SOURCE MATERIAL:
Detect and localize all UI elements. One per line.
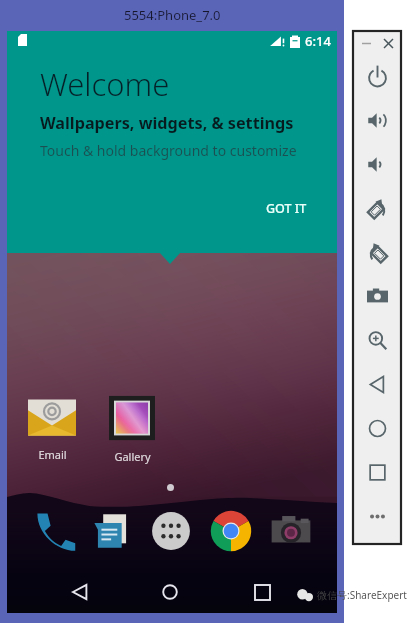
button[interactable]: More	[353, 494, 401, 538]
staticText: Wallpapers, widgets, & settings	[40, 112, 294, 134]
button[interactable]: Rotate left	[353, 186, 401, 230]
staticText: Email	[38, 447, 67, 462]
button[interactable]: Home	[153, 571, 187, 613]
staticText: Touch & hold background to customize	[40, 141, 297, 160]
button[interactable]: Volume down	[353, 142, 401, 186]
button[interactable]: Messages	[90, 509, 134, 553]
staticText: Welcome	[40, 63, 170, 105]
button[interactable]: Gallery	[92, 395, 172, 464]
button[interactable]: Recents	[245, 571, 279, 613]
button[interactable]: Email	[12, 395, 92, 462]
button[interactable]: Camera	[269, 509, 313, 553]
button[interactable]: Apps	[149, 509, 193, 553]
staticText: Gallery	[114, 449, 151, 464]
button[interactable]: Rotate right	[353, 230, 401, 274]
button[interactable]: Close	[379, 34, 397, 52]
button[interactable]: GOT IT	[258, 194, 315, 223]
button[interactable]: Back	[353, 362, 401, 406]
button[interactable]: Home	[353, 406, 401, 450]
staticText: GOT IT	[266, 200, 307, 217]
button[interactable]: Back	[63, 571, 97, 613]
staticText: 5554:Phone_7.0	[124, 6, 221, 24]
button[interactable]: Volume up	[353, 98, 401, 142]
staticText: 微信号:ShareExpert	[317, 588, 407, 602]
button[interactable]: Power	[353, 54, 401, 98]
staticText: 6:14	[305, 32, 331, 50]
button[interactable]: Zoom	[353, 318, 401, 362]
button[interactable]: Phone	[33, 509, 77, 553]
button[interactable]: Overview	[353, 450, 401, 494]
button[interactable]: Take screenshot	[353, 274, 401, 318]
button[interactable]: Chrome	[209, 509, 253, 553]
button[interactable]: Minimize	[357, 34, 375, 52]
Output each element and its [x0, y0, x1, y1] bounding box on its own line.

WHAT IS REQUIRED:
Please print every line of the entries above verbatim, omitting the pictures.

SOLUTION FOR THIS EXERCISE:
Detect and localize all UI elements. One per line.
button[interactable]: More	[353, 494, 401, 538]
staticText: Wallpapers, widgets, & settings	[40, 112, 294, 134]
button[interactable]: Rotate left	[353, 186, 401, 230]
staticText: Email	[38, 447, 67, 462]
button[interactable]: Home	[153, 571, 187, 613]
staticText: Touch & hold background to customize	[40, 141, 297, 160]
button[interactable]: Volume down	[353, 142, 401, 186]
button[interactable]: Messages	[90, 509, 134, 553]
staticText: Welcome	[40, 63, 170, 105]
button[interactable]: Gallery	[92, 395, 172, 464]
button[interactable]: Recents	[245, 571, 279, 613]
button[interactable]: Email	[12, 395, 92, 462]
button[interactable]: Camera	[269, 509, 313, 553]
button[interactable]: Apps	[149, 509, 193, 553]
staticText: Gallery	[114, 449, 151, 464]
button[interactable]: Rotate right	[353, 230, 401, 274]
button[interactable]: Close	[379, 34, 397, 52]
button[interactable]: GOT IT	[258, 194, 315, 223]
button[interactable]: Back	[353, 362, 401, 406]
button[interactable]: Home	[353, 406, 401, 450]
staticText: GOT IT	[266, 200, 307, 217]
button[interactable]: Back	[63, 571, 97, 613]
staticText: 5554:Phone_7.0	[124, 6, 221, 24]
button[interactable]: Volume up	[353, 98, 401, 142]
staticText: 微信号:ShareExpert	[317, 588, 407, 602]
button[interactable]: Power	[353, 54, 401, 98]
staticText: 6:14	[305, 32, 331, 50]
button[interactable]: Zoom	[353, 318, 401, 362]
button[interactable]: Phone	[33, 509, 77, 553]
button[interactable]: Overview	[353, 450, 401, 494]
button[interactable]: Take screenshot	[353, 274, 401, 318]
button[interactable]: Chrome	[209, 509, 253, 553]
button[interactable]: Minimize	[357, 34, 375, 52]
Output each element and its [x0, y0, x1, y1] bounding box on its own line.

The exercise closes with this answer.